▶ [WORK TO COMPLETE]: Exactly repeat the material, dropping only the pictures.

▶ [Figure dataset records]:
______

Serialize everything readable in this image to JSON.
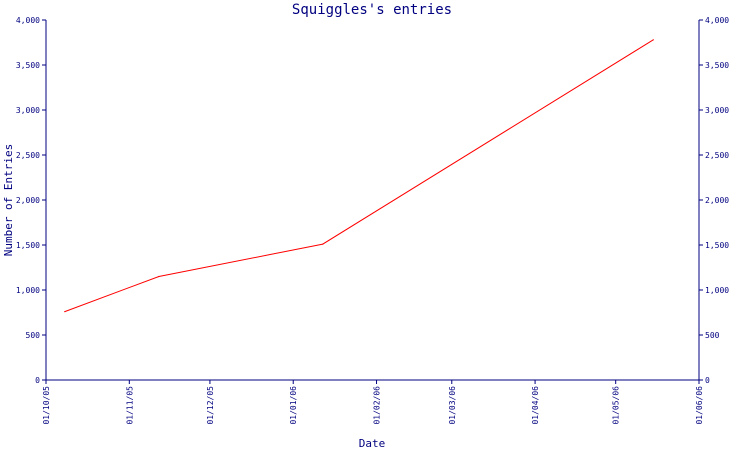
{
  "chart_data": {
    "type": "line",
    "title": "Squiggles's entries",
    "xlabel": "Date",
    "ylabel": "Number of Entries",
    "x_tick_labels": [
      "01/10/05",
      "01/11/05",
      "01/12/05",
      "01/01/06",
      "01/02/06",
      "01/03/06",
      "01/04/06",
      "01/05/06",
      "01/06/06"
    ],
    "y_tick_labels": [
      "0",
      "500",
      "1,000",
      "1,500",
      "2,000",
      "2,500",
      "3,000",
      "3,500",
      "4,000"
    ],
    "y_ticks": [
      0,
      500,
      1000,
      1500,
      2000,
      2500,
      3000,
      3500,
      4000
    ],
    "ylim": [
      0,
      4000
    ],
    "xlim": [
      "2005-10-01",
      "2006-06-01"
    ],
    "grid": false,
    "legend": "none",
    "series": [
      {
        "color": "#ff0000",
        "points": [
          {
            "x": "2005-10-08",
            "y": 760
          },
          {
            "x": "2005-11-12",
            "y": 1150
          },
          {
            "x": "2006-01-12",
            "y": 1510
          },
          {
            "x": "2006-05-15",
            "y": 3780
          }
        ]
      }
    ]
  },
  "colors": {
    "axis": "#000080",
    "line": "#ff0000",
    "background": "#ffffff"
  }
}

______

▶ [CORRECT RESULT]:
Serialize everything readable in this image to JSON.
{
  "chart_data": {
    "type": "line",
    "title": "Squiggles's entries",
    "xlabel": "Date",
    "ylabel": "Number of Entries",
    "x_tick_labels": [
      "01/10/05",
      "01/11/05",
      "01/12/05",
      "01/01/06",
      "01/02/06",
      "01/03/06",
      "01/04/06",
      "01/05/06",
      "01/06/06"
    ],
    "y_tick_labels": [
      "0",
      "500",
      "1,000",
      "1,500",
      "2,000",
      "2,500",
      "3,000",
      "3,500",
      "4,000"
    ],
    "y_ticks": [
      0,
      500,
      1000,
      1500,
      2000,
      2500,
      3000,
      3500,
      4000
    ],
    "ylim": [
      0,
      4000
    ],
    "xlim": [
      "2005-10-01",
      "2006-06-01"
    ],
    "grid": false,
    "legend": "none",
    "series": [
      {
        "color": "#ff0000",
        "points": [
          {
            "x": "2005-10-08",
            "y": 760
          },
          {
            "x": "2005-11-12",
            "y": 1150
          },
          {
            "x": "2006-01-12",
            "y": 1510
          },
          {
            "x": "2006-05-15",
            "y": 3780
          }
        ]
      }
    ]
  },
  "colors": {
    "axis": "#000080",
    "line": "#ff0000",
    "background": "#ffffff"
  }
}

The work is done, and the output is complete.